Short task> Work through the entries below and report how many lines include "content". The number alone is the answer.
___ Data provided ___
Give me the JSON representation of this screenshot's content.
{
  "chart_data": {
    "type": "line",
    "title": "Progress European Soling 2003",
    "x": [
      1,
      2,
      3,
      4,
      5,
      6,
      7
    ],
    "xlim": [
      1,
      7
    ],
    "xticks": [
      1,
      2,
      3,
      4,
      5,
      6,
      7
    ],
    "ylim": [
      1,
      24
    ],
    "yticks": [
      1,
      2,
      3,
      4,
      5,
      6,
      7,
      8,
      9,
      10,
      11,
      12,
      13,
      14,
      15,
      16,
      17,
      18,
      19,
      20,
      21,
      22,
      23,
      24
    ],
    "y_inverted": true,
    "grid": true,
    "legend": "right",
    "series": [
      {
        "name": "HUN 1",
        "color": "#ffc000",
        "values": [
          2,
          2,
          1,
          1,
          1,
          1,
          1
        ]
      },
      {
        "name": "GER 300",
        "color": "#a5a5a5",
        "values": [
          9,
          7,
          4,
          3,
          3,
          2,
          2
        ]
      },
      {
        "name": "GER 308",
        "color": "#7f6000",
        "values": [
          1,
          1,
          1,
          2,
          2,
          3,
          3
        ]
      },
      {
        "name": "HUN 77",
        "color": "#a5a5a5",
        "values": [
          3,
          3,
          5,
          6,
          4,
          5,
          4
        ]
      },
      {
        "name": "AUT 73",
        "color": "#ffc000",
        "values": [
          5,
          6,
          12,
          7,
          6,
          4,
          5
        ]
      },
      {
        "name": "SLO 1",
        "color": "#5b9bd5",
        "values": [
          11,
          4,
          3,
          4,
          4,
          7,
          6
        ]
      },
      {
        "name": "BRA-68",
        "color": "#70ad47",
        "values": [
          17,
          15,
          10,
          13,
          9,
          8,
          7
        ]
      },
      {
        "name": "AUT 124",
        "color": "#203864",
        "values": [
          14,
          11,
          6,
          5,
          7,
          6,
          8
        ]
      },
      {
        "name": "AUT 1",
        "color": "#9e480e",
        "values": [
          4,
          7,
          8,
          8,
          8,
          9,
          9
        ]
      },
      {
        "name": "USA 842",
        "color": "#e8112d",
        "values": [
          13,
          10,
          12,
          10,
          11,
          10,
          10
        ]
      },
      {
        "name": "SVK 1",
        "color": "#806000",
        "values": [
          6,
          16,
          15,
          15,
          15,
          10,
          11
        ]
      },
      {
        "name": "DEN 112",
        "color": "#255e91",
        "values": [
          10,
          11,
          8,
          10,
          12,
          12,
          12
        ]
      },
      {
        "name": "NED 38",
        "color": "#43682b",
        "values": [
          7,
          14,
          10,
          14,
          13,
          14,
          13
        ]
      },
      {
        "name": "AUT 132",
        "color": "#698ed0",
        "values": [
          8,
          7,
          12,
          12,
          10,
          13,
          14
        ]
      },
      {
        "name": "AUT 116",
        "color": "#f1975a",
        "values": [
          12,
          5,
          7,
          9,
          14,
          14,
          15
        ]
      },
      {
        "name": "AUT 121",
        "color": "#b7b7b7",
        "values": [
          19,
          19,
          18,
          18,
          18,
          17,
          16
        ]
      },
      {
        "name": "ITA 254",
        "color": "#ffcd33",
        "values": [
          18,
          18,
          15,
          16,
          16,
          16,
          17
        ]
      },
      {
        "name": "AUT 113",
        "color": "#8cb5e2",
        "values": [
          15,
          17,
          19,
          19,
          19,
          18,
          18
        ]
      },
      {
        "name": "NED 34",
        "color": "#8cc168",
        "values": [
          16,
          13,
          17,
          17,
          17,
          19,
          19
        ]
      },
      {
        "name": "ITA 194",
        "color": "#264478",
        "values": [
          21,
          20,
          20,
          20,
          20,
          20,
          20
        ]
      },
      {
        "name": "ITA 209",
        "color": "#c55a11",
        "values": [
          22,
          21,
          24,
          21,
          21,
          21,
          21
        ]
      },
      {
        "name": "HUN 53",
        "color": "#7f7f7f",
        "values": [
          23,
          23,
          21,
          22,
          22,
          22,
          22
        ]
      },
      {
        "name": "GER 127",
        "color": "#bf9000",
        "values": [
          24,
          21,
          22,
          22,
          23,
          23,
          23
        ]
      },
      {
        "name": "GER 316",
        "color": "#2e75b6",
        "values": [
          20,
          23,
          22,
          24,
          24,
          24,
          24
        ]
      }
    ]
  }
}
___
___ Data provided ___
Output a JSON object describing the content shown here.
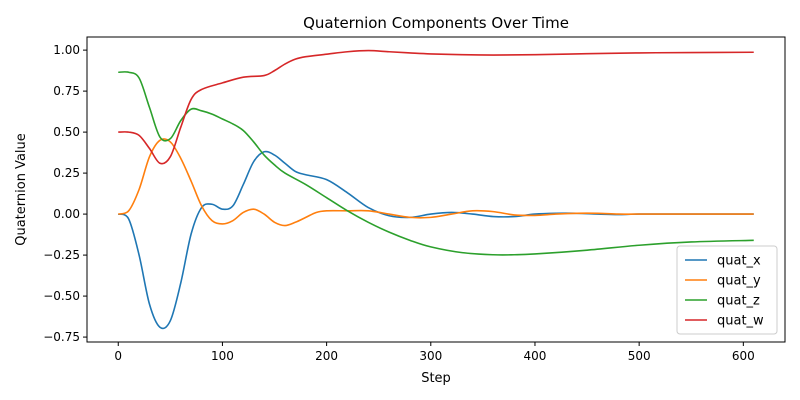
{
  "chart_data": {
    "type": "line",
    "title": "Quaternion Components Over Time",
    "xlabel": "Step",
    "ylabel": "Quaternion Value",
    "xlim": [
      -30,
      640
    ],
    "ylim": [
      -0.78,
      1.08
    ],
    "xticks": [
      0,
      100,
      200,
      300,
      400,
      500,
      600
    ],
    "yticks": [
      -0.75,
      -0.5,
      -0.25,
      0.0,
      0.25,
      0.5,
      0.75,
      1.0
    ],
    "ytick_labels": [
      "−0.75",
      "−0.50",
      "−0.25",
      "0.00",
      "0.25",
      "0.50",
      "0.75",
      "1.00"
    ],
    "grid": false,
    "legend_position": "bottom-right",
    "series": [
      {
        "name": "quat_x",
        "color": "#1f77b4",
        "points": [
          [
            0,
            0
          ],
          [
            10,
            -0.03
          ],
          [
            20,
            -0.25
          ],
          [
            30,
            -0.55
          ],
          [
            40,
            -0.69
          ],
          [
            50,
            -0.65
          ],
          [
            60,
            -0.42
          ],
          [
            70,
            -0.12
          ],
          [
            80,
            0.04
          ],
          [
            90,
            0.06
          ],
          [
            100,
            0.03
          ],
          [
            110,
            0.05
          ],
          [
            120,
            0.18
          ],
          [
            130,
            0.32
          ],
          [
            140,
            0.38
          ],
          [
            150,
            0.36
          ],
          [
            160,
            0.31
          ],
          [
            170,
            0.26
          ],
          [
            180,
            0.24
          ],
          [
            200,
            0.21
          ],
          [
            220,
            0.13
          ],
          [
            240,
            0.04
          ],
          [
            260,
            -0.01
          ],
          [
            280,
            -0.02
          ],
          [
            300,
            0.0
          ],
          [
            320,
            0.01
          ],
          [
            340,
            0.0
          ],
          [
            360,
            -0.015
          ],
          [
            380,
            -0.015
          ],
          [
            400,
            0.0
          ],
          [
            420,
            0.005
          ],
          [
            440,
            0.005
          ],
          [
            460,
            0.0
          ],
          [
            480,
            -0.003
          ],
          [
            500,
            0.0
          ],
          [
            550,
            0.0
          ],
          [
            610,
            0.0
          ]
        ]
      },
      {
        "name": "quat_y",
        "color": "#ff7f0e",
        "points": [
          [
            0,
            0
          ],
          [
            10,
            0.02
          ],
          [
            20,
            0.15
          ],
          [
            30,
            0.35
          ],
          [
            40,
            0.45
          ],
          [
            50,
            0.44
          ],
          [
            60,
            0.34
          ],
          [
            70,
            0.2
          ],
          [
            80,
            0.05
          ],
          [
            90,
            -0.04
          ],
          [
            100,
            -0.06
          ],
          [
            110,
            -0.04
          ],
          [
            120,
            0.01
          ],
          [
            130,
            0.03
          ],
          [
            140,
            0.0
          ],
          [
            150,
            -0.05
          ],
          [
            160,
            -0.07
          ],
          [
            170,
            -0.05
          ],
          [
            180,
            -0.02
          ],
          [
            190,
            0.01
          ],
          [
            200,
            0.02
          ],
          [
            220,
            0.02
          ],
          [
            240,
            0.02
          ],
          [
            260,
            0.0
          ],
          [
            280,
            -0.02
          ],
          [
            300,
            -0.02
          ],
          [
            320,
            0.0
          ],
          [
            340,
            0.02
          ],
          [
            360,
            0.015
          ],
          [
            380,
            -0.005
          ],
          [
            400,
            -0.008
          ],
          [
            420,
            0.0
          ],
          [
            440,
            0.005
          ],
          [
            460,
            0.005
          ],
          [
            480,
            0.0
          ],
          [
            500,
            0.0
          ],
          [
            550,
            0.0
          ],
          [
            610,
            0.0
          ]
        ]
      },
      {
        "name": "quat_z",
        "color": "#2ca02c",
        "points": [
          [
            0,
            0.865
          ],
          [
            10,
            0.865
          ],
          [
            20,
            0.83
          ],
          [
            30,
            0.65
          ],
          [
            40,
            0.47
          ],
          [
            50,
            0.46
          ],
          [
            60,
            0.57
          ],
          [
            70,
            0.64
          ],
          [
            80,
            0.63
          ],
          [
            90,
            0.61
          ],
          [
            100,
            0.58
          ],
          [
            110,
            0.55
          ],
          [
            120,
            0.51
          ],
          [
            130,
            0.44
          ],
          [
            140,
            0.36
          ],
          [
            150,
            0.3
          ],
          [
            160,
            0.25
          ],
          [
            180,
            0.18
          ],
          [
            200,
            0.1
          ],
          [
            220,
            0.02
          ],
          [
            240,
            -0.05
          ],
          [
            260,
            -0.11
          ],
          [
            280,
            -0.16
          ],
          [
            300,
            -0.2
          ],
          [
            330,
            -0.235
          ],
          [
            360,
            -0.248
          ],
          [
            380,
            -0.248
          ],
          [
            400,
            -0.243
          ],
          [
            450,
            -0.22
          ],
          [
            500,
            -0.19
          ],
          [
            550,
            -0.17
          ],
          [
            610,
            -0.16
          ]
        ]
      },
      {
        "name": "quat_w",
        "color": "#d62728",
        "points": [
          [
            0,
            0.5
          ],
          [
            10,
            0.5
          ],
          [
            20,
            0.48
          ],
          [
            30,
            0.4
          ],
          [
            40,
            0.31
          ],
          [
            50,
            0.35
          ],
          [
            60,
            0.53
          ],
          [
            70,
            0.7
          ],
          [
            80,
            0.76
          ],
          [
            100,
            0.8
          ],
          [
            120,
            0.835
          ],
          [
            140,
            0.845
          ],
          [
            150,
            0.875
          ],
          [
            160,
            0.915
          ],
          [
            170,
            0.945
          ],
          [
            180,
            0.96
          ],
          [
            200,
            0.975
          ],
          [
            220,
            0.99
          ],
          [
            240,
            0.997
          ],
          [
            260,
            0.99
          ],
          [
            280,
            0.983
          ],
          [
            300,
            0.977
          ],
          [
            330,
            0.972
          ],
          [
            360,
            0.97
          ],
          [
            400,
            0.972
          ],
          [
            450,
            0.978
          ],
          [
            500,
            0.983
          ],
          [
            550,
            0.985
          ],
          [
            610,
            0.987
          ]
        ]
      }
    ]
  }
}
___
___ Data provided ___
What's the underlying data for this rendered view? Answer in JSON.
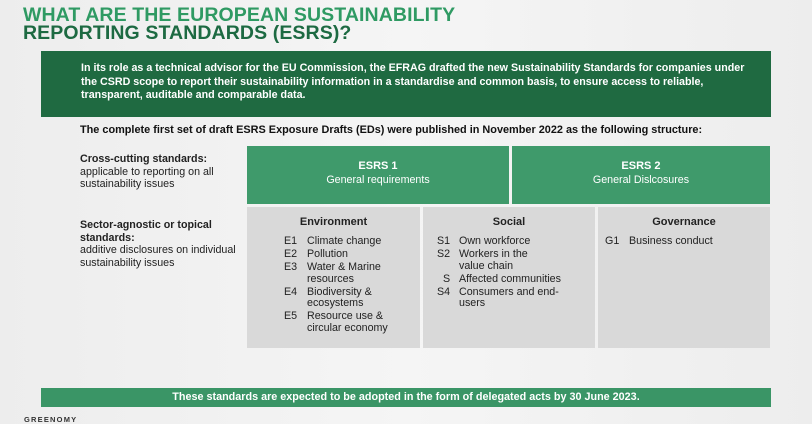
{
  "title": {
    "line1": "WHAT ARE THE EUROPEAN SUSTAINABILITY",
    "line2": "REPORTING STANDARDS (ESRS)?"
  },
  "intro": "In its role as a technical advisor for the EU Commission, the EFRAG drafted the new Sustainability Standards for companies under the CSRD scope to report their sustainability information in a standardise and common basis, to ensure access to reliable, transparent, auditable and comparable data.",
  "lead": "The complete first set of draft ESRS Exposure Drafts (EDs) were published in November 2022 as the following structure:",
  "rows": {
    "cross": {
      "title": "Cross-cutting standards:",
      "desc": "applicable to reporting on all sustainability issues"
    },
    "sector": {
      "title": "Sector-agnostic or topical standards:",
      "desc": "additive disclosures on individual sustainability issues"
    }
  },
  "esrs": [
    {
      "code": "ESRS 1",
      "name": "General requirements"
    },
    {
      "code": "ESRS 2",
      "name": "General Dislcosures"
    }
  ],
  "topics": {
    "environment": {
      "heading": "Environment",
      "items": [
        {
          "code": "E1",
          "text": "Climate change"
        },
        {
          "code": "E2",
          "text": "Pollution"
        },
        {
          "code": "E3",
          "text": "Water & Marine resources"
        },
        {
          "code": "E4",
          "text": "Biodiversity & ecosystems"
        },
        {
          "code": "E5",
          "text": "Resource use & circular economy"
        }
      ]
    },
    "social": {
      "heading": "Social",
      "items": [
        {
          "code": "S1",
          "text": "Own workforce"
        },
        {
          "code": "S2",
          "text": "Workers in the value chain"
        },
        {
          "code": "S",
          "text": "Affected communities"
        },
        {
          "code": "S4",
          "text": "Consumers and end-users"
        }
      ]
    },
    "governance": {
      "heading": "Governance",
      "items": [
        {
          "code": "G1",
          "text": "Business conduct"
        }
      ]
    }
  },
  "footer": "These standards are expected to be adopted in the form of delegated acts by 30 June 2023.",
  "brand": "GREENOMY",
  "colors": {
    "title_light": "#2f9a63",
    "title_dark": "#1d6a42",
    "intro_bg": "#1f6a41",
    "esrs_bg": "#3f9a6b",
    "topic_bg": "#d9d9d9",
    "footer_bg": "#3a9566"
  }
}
___
Exercise answer> 2